STATED PROBLEM: Make an exact copy of the records, dropping all pictures.

[Chart and figure data]
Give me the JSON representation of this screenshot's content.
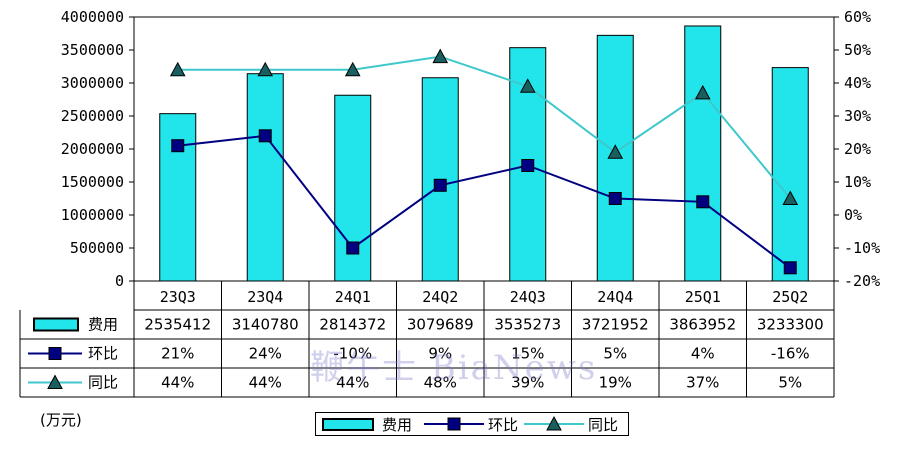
{
  "chart_data": {
    "type": "bar",
    "categories": [
      "23Q3",
      "23Q4",
      "24Q1",
      "24Q2",
      "24Q3",
      "24Q4",
      "25Q1",
      "25Q2"
    ],
    "series": [
      {
        "name": "费用",
        "type": "bar",
        "axis": "left",
        "values": [
          2535412,
          3140780,
          2814372,
          3079689,
          3535273,
          3721952,
          3863952,
          3233300
        ],
        "labels": [
          "2535412",
          "3140780",
          "2814372",
          "3079689",
          "3535273",
          "3721952",
          "3863952",
          "3233300"
        ]
      },
      {
        "name": "环比",
        "type": "line",
        "axis": "right",
        "unit": "%",
        "values": [
          21,
          24,
          -10,
          9,
          15,
          5,
          4,
          -16
        ],
        "labels": [
          "21%",
          "24%",
          "-10%",
          "9%",
          "15%",
          "5%",
          "4%",
          "-16%"
        ]
      },
      {
        "name": "同比",
        "type": "line",
        "axis": "right",
        "unit": "%",
        "values": [
          44,
          44,
          44,
          48,
          39,
          19,
          37,
          5
        ],
        "labels": [
          "44%",
          "44%",
          "44%",
          "48%",
          "39%",
          "19%",
          "37%",
          "5%"
        ]
      }
    ],
    "y_left": {
      "ylim": [
        0,
        4000000
      ],
      "ticks": [
        "0",
        "500000",
        "1000000",
        "1500000",
        "2000000",
        "2500000",
        "3000000",
        "3500000",
        "4000000"
      ]
    },
    "y_right": {
      "ylim": [
        -20,
        60
      ],
      "ticks": [
        "-20%",
        "-10%",
        "0%",
        "10%",
        "20%",
        "30%",
        "40%",
        "50%",
        "60%"
      ]
    },
    "data_table": true,
    "legend_position": "bottom",
    "grid": false,
    "unit_label": "(万元)",
    "watermark": "鞭牛士 BiaNews"
  },
  "colors": {
    "bar": "#22E5EC",
    "huanbi": "#000080",
    "tongbi": "#3EC8CC",
    "axis": "#000000"
  }
}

EXERCISE OUTPUT:
Give me the JSON representation of this screenshot's content.
{
  "chart_data": {
    "type": "bar",
    "categories": [
      "23Q3",
      "23Q4",
      "24Q1",
      "24Q2",
      "24Q3",
      "24Q4",
      "25Q1",
      "25Q2"
    ],
    "series": [
      {
        "name": "费用",
        "type": "bar",
        "axis": "left",
        "values": [
          2535412,
          3140780,
          2814372,
          3079689,
          3535273,
          3721952,
          3863952,
          3233300
        ],
        "labels": [
          "2535412",
          "3140780",
          "2814372",
          "3079689",
          "3535273",
          "3721952",
          "3863952",
          "3233300"
        ]
      },
      {
        "name": "环比",
        "type": "line",
        "axis": "right",
        "unit": "%",
        "values": [
          21,
          24,
          -10,
          9,
          15,
          5,
          4,
          -16
        ],
        "labels": [
          "21%",
          "24%",
          "-10%",
          "9%",
          "15%",
          "5%",
          "4%",
          "-16%"
        ]
      },
      {
        "name": "同比",
        "type": "line",
        "axis": "right",
        "unit": "%",
        "values": [
          44,
          44,
          44,
          48,
          39,
          19,
          37,
          5
        ],
        "labels": [
          "44%",
          "44%",
          "44%",
          "48%",
          "39%",
          "19%",
          "37%",
          "5%"
        ]
      }
    ],
    "y_left": {
      "ylim": [
        0,
        4000000
      ],
      "ticks": [
        "0",
        "500000",
        "1000000",
        "1500000",
        "2000000",
        "2500000",
        "3000000",
        "3500000",
        "4000000"
      ]
    },
    "y_right": {
      "ylim": [
        -20,
        60
      ],
      "ticks": [
        "-20%",
        "-10%",
        "0%",
        "10%",
        "20%",
        "30%",
        "40%",
        "50%",
        "60%"
      ]
    },
    "data_table": true,
    "legend_position": "bottom",
    "grid": false,
    "unit_label": "(万元)",
    "watermark": "鞭牛士 BiaNews"
  },
  "colors": {
    "bar": "#22E5EC",
    "huanbi": "#000080",
    "tongbi": "#3EC8CC",
    "axis": "#000000"
  }
}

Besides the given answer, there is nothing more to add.